Your answer should be a single number: the count of lines holding the word "structured".

──────── INPUT RECORDS

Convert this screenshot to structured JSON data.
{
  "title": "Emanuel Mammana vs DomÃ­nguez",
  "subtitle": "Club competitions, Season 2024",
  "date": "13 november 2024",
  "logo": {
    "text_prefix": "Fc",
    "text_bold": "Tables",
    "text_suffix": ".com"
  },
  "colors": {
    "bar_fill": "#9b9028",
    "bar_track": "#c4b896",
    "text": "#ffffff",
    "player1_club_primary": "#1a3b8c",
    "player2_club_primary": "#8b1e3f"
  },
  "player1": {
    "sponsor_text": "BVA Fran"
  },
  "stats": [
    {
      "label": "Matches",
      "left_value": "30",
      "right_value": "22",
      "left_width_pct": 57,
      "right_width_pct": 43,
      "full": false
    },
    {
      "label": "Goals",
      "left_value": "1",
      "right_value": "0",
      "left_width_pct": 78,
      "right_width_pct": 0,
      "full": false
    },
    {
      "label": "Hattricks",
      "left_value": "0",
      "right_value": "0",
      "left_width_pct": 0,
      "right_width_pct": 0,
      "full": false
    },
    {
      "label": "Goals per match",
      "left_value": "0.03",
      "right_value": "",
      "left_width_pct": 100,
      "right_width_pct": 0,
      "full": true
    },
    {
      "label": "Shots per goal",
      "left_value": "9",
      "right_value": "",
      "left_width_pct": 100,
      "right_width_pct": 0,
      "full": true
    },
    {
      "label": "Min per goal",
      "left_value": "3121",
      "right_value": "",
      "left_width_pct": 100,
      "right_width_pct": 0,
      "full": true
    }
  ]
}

────────────────
──────── INPUT RECORDS

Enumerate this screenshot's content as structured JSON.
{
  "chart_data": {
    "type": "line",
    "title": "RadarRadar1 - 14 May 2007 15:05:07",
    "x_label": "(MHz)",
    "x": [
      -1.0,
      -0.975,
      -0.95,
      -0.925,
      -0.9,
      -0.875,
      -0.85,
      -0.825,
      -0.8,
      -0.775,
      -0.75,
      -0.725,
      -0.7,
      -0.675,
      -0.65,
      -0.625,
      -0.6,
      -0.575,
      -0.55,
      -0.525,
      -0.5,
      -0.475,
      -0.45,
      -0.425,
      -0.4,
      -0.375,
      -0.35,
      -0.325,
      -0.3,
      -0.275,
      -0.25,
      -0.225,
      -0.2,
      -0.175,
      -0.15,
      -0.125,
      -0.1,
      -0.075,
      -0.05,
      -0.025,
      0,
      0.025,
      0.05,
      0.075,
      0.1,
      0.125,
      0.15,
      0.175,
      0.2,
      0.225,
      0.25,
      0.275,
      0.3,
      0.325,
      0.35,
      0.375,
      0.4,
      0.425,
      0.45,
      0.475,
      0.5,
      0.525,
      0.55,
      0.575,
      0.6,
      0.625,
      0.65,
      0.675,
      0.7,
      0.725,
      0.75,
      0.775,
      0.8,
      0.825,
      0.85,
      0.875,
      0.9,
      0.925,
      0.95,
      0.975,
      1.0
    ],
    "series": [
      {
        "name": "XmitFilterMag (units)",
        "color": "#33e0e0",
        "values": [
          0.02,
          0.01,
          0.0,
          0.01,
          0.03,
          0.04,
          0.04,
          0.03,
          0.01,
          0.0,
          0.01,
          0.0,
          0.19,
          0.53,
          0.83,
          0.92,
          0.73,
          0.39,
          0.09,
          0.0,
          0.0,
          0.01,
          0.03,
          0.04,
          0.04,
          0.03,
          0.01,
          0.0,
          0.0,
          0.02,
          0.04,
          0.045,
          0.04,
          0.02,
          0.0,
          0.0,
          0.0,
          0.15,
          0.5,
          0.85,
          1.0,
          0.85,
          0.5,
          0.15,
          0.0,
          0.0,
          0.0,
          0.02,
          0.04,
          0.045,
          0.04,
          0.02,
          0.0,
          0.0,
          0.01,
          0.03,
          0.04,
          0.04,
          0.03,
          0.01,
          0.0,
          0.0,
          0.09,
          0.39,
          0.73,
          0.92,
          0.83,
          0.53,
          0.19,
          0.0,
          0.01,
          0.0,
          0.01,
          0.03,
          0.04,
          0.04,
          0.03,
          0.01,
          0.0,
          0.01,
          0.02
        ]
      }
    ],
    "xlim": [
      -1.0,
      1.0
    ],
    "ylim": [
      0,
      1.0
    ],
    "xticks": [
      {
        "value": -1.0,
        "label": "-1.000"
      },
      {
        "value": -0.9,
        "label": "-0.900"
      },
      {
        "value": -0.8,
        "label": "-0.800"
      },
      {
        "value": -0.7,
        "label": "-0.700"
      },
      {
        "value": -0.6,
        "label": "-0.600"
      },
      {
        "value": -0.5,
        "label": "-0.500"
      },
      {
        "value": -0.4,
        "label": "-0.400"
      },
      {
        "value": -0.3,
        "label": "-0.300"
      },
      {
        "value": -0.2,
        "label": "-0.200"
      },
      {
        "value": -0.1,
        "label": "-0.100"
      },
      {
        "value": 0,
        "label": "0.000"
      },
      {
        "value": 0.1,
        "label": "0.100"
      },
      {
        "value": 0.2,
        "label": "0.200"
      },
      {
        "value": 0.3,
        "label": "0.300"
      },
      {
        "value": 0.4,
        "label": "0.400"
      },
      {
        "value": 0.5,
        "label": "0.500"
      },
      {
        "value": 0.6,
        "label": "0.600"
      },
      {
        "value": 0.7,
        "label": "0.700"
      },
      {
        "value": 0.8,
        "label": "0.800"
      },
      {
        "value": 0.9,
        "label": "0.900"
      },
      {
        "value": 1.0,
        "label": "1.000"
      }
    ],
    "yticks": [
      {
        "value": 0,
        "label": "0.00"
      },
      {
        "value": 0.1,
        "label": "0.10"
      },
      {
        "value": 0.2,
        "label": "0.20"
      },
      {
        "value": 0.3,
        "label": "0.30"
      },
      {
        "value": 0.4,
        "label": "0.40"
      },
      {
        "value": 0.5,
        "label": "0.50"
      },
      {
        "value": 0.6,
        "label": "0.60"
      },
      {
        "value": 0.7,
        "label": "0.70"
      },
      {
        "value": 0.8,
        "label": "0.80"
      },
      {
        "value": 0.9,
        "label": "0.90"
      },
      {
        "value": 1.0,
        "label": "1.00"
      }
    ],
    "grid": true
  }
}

────────────────

▶ **SOLUTION TO THIS PROBLEM**:
2